[Provided information start]

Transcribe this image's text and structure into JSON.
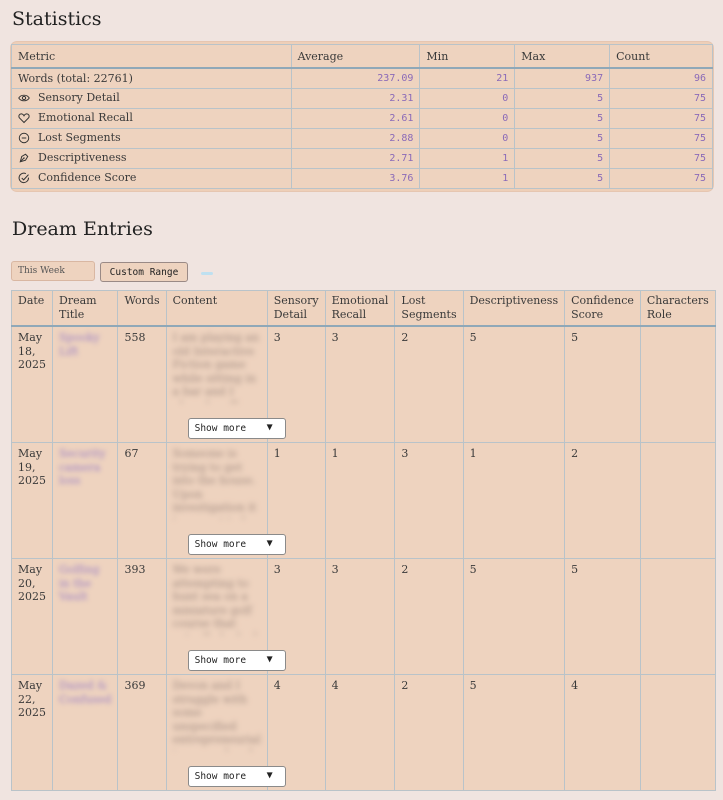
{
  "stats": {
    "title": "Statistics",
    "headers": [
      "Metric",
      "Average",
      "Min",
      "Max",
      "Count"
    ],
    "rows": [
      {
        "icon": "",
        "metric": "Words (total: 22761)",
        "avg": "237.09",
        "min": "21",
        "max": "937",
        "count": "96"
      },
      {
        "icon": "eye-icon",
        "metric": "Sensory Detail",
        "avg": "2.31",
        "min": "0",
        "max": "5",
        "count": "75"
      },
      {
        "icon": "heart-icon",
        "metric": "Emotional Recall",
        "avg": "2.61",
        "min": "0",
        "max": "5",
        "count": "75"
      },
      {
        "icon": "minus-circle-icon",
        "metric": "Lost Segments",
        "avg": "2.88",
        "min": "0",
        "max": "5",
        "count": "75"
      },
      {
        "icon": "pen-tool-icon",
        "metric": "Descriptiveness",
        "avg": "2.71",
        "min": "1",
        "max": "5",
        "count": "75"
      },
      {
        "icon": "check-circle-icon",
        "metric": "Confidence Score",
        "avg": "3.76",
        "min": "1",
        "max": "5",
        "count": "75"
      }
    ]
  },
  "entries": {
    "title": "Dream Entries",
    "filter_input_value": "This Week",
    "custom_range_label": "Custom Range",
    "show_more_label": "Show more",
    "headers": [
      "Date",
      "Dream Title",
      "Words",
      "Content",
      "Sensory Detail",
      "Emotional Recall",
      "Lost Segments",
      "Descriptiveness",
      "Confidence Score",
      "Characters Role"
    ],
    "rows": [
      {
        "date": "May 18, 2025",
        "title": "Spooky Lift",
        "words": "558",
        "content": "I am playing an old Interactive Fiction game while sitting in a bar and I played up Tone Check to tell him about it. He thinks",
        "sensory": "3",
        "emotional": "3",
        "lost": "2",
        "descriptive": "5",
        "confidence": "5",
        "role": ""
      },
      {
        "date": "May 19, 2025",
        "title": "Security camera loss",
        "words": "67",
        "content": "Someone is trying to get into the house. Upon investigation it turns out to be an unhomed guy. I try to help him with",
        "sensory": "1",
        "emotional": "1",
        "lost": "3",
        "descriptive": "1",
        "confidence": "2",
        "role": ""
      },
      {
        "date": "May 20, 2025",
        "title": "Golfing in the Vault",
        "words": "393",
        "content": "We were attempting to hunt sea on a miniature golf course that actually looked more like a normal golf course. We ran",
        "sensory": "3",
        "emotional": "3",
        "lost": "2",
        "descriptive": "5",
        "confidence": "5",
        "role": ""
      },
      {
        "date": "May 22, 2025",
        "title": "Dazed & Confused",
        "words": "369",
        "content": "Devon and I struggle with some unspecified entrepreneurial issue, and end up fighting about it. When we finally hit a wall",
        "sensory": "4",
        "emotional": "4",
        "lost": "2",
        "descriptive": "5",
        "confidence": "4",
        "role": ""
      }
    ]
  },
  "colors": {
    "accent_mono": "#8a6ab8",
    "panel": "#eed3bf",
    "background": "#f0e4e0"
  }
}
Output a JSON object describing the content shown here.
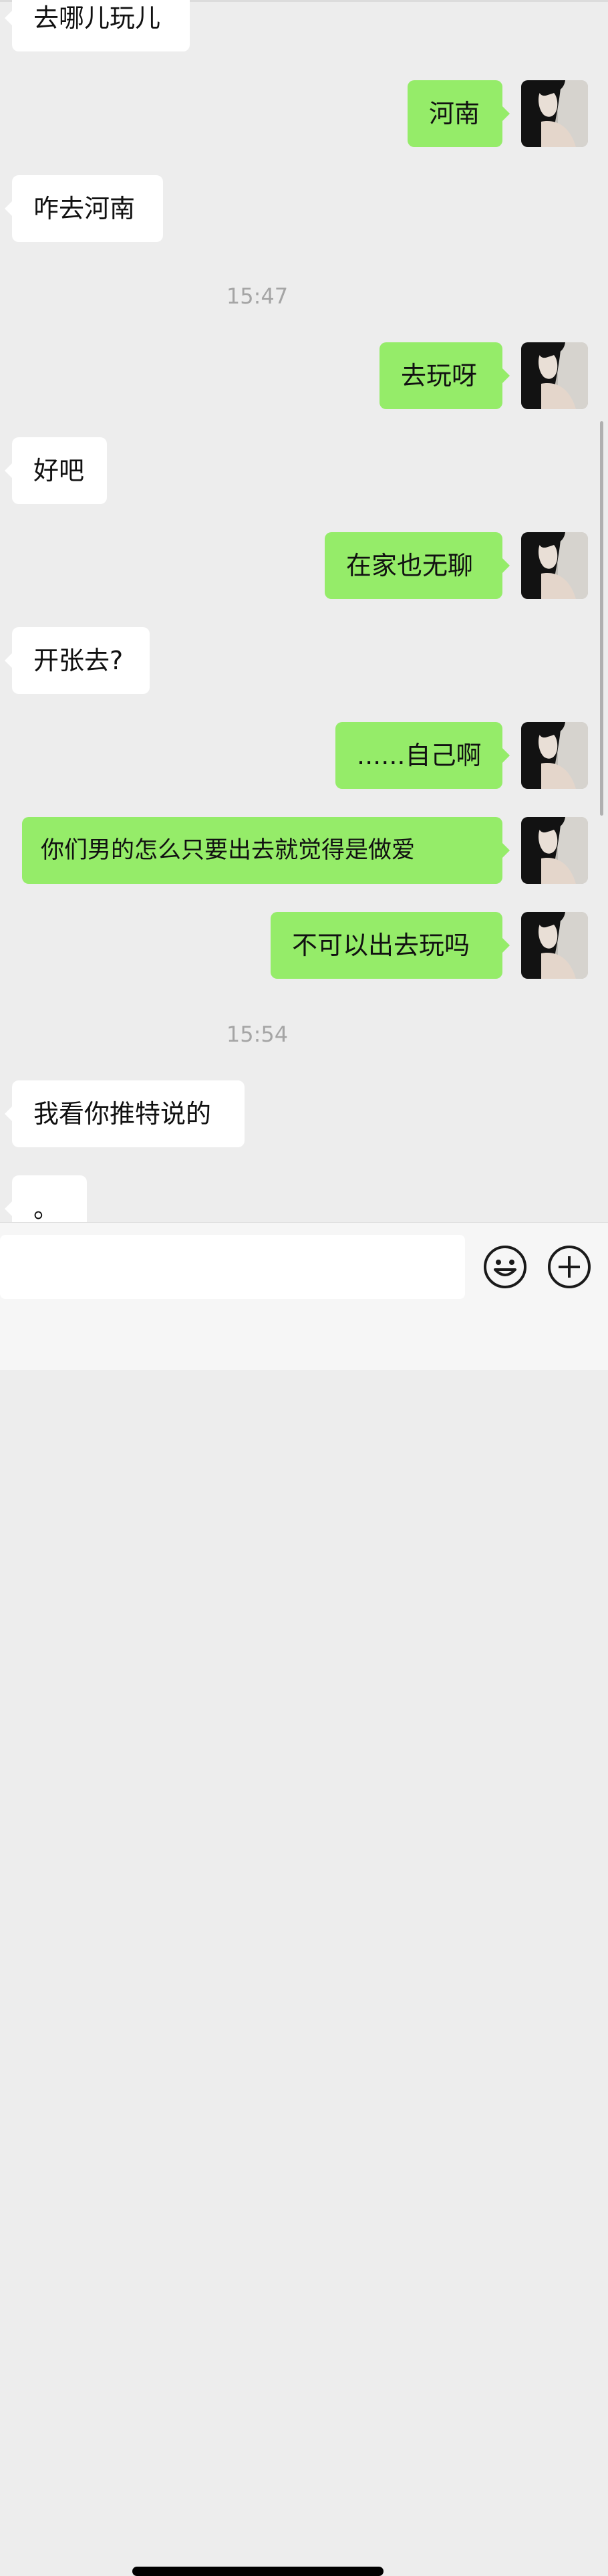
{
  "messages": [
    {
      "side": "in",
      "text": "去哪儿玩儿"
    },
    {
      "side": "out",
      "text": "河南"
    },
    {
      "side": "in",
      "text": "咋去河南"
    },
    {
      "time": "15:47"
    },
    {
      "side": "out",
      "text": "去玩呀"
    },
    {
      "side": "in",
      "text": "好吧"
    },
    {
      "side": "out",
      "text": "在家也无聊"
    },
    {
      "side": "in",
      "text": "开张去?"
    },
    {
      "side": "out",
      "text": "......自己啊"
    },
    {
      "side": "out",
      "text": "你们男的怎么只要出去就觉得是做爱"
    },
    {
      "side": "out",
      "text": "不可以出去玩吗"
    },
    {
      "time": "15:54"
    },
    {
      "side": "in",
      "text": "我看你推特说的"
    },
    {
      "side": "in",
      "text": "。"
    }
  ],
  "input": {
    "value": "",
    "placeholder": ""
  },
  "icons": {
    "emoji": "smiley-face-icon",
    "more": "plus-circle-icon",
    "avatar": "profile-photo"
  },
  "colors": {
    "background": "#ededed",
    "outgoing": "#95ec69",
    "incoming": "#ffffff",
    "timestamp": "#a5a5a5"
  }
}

[Provided information end]

Your instructions
Quote every line of the records above exactly; no picture is to be copied.

The answer
Transcribe this image's text and structure into JSON.
{
  "stats": {
    "title": "Statistics",
    "headers": [
      "Metric",
      "Average",
      "Min",
      "Max",
      "Count"
    ],
    "rows": [
      {
        "icon": "",
        "metric": "Words (total: 22761)",
        "avg": "237.09",
        "min": "21",
        "max": "937",
        "count": "96"
      },
      {
        "icon": "eye-icon",
        "metric": "Sensory Detail",
        "avg": "2.31",
        "min": "0",
        "max": "5",
        "count": "75"
      },
      {
        "icon": "heart-icon",
        "metric": "Emotional Recall",
        "avg": "2.61",
        "min": "0",
        "max": "5",
        "count": "75"
      },
      {
        "icon": "minus-circle-icon",
        "metric": "Lost Segments",
        "avg": "2.88",
        "min": "0",
        "max": "5",
        "count": "75"
      },
      {
        "icon": "pen-tool-icon",
        "metric": "Descriptiveness",
        "avg": "2.71",
        "min": "1",
        "max": "5",
        "count": "75"
      },
      {
        "icon": "check-circle-icon",
        "metric": "Confidence Score",
        "avg": "3.76",
        "min": "1",
        "max": "5",
        "count": "75"
      }
    ]
  },
  "entries": {
    "title": "Dream Entries",
    "filter_input_value": "This Week",
    "custom_range_label": "Custom Range",
    "show_more_label": "Show more",
    "headers": [
      "Date",
      "Dream Title",
      "Words",
      "Content",
      "Sensory Detail",
      "Emotional Recall",
      "Lost Segments",
      "Descriptiveness",
      "Confidence Score",
      "Characters Role"
    ],
    "rows": [
      {
        "date": "May 18, 2025",
        "title": "Spooky Lift",
        "words": "558",
        "content": "I am playing an old Interactive Fiction game while sitting in a bar and I played up Tone Check to tell him about it. He thinks",
        "sensory": "3",
        "emotional": "3",
        "lost": "2",
        "descriptive": "5",
        "confidence": "5",
        "role": ""
      },
      {
        "date": "May 19, 2025",
        "title": "Security camera loss",
        "words": "67",
        "content": "Someone is trying to get into the house. Upon investigation it turns out to be an unhomed guy. I try to help him with",
        "sensory": "1",
        "emotional": "1",
        "lost": "3",
        "descriptive": "1",
        "confidence": "2",
        "role": ""
      },
      {
        "date": "May 20, 2025",
        "title": "Golfing in the Vault",
        "words": "393",
        "content": "We were attempting to hunt sea on a miniature golf course that actually looked more like a normal golf course. We ran",
        "sensory": "3",
        "emotional": "3",
        "lost": "2",
        "descriptive": "5",
        "confidence": "5",
        "role": ""
      },
      {
        "date": "May 22, 2025",
        "title": "Dazed & Confused",
        "words": "369",
        "content": "Devon and I struggle with some unspecified entrepreneurial issue, and end up fighting about it. When we finally hit a wall",
        "sensory": "4",
        "emotional": "4",
        "lost": "2",
        "descriptive": "5",
        "confidence": "4",
        "role": ""
      }
    ]
  },
  "colors": {
    "accent_mono": "#8a6ab8",
    "panel": "#eed3bf",
    "background": "#f0e4e0"
  }
}
Output a JSON object describing the content shown here.
{
  "messages": [
    {
      "side": "in",
      "text": "去哪儿玩儿"
    },
    {
      "side": "out",
      "text": "河南"
    },
    {
      "side": "in",
      "text": "咋去河南"
    },
    {
      "time": "15:47"
    },
    {
      "side": "out",
      "text": "去玩呀"
    },
    {
      "side": "in",
      "text": "好吧"
    },
    {
      "side": "out",
      "text": "在家也无聊"
    },
    {
      "side": "in",
      "text": "开张去?"
    },
    {
      "side": "out",
      "text": "......自己啊"
    },
    {
      "side": "out",
      "text": "你们男的怎么只要出去就觉得是做爱"
    },
    {
      "side": "out",
      "text": "不可以出去玩吗"
    },
    {
      "time": "15:54"
    },
    {
      "side": "in",
      "text": "我看你推特说的"
    },
    {
      "side": "in",
      "text": "。"
    }
  ],
  "input": {
    "value": "",
    "placeholder": ""
  },
  "icons": {
    "emoji": "smiley-face-icon",
    "more": "plus-circle-icon",
    "avatar": "profile-photo"
  },
  "colors": {
    "background": "#ededed",
    "outgoing": "#95ec69",
    "incoming": "#ffffff",
    "timestamp": "#a5a5a5"
  }
}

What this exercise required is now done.